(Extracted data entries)
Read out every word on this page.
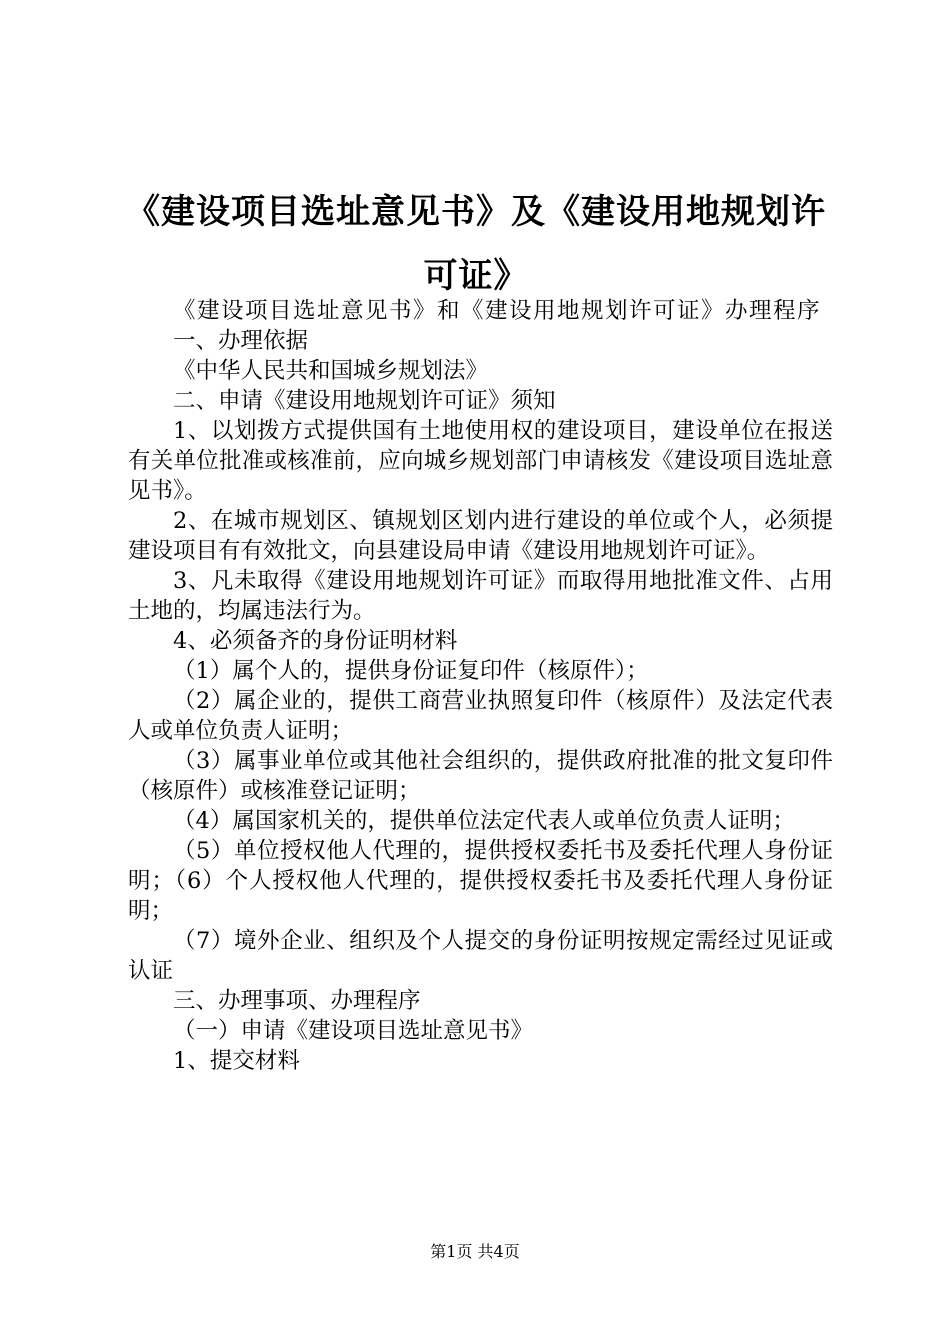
《建设项目选址意见书》及《建设用地规划许
可证》

《建设项目选址意见书》和《建设用地规划许可证》办理程序

一、办理依据

《中华人民共和国城乡规划法》

二、申请《建设用地规划许可证》须知

1、以划拨方式提供国有土地使用权的建设项目，建设单位在报送有关单位批准或核准前，应向城乡规划部门申请核发《建设项目选址意见书》。

2、在城市规划区、镇规划区划内进行建设的单位或个人，必须提建设项目有有效批文，向县建设局申请《建设用地规划许可证》。

3、凡未取得《建设用地规划许可证》而取得用地批准文件、占用土地的，均属违法行为。

4、必须备齐的身份证明材料

（1）属个人的，提供身份证复印件（核原件）；

（2）属企业的，提供工商营业执照复印件（核原件）及法定代表人或单位负责人证明；

（3）属事业单位或其他社会组织的，提供政府批准的批文复印件（核原件）或核准登记证明；

（4）属国家机关的，提供单位法定代表人或单位负责人证明；

（5）单位授权他人代理的，提供授权委托书及委托代理人身份证明；（6）个人授权他人代理的，提供授权委托书及委托代理人身份证明；

（7）境外企业、组织及个人提交的身份证明按规定需经过见证或认证

三、办理事项、办理程序

（一）申请《建设项目选址意见书》

1、提交材料

第1页 共4页
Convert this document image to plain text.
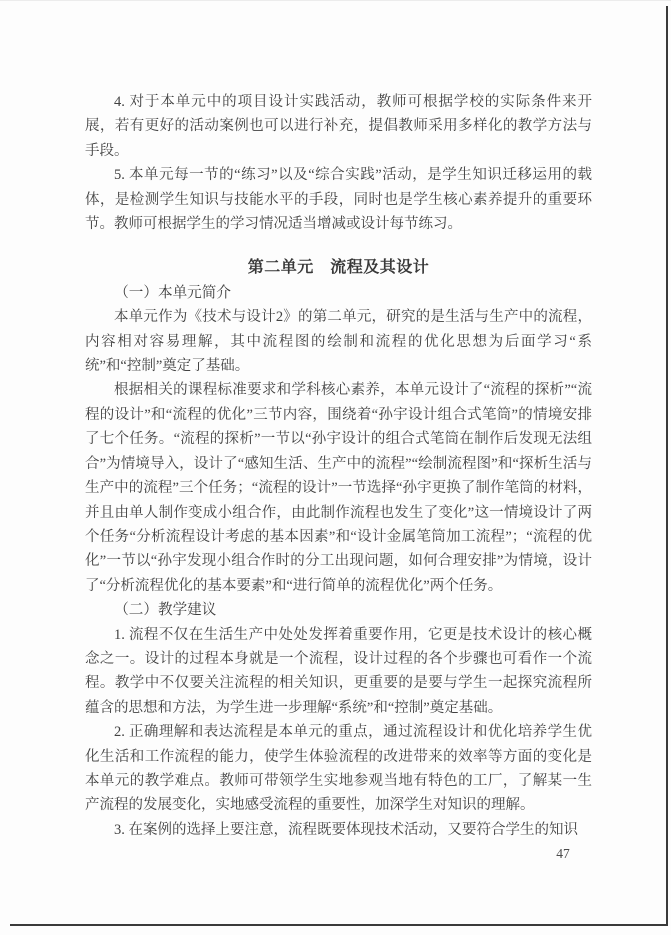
4. 对于本单元中的项目设计实践活动，教师可根据学校的实际条件来开展，若有更好的活动案例也可以进行补充，提倡教师采用多样化的教学方法与手段。

5. 本单元每一节的“练习”以及“综合实践”活动，是学生知识迁移运用的载体，是检测学生知识与技能水平的手段，同时也是学生核心素养提升的重要环节。教师可根据学生的学习情况适当增减或设计每节练习。

第二单元　流程及其设计

（一）本单元简介

本单元作为《技术与设计2》的第二单元，研究的是生活与生产中的流程，内容相对容易理解，其中流程图的绘制和流程的优化思想为后面学习“系统”和“控制”奠定了基础。

根据相关的课程标准要求和学科核心素养，本单元设计了“流程的探析”“流程的设计”和“流程的优化”三节内容，围绕着“孙宇设计组合式笔筒”的情境安排了七个任务。“流程的探析”一节以“孙宇设计的组合式笔筒在制作后发现无法组合”为情境导入，设计了“感知生活、生产中的流程”“绘制流程图”和“探析生活与生产中的流程”三个任务；“流程的设计”一节选择“孙宇更换了制作笔筒的材料，并且由单人制作变成小组合作，由此制作流程也发生了变化”这一情境设计了两个任务“分析流程设计考虑的基本因素”和“设计金属笔筒加工流程”；“流程的优化”一节以“孙宇发现小组合作时的分工出现问题，如何合理安排”为情境，设计了“分析流程优化的基本要素”和“进行简单的流程优化”两个任务。

（二）教学建议

1. 流程不仅在生活生产中处处发挥着重要作用，它更是技术设计的核心概念之一。设计的过程本身就是一个流程，设计过程的各个步骤也可看作一个流程。教学中不仅要关注流程的相关知识，更重要的是要与学生一起探究流程所蕴含的思想和方法，为学生进一步理解“系统”和“控制”奠定基础。

2. 正确理解和表达流程是本单元的重点，通过流程设计和优化培养学生优化生活和工作流程的能力，使学生体验流程的改进带来的效率等方面的变化是本单元的教学难点。教师可带领学生实地参观当地有特色的工厂，了解某一生产流程的发展变化，实地感受流程的重要性，加深学生对知识的理解。

3. 在案例的选择上要注意，流程既要体现技术活动，又要符合学生的知识

47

▶ **Short problem**
Among the records above, find each line holding the string "this" and pull it out.

▶ **Expected output**
Read out every word on this page.
Convert this document image to plain text.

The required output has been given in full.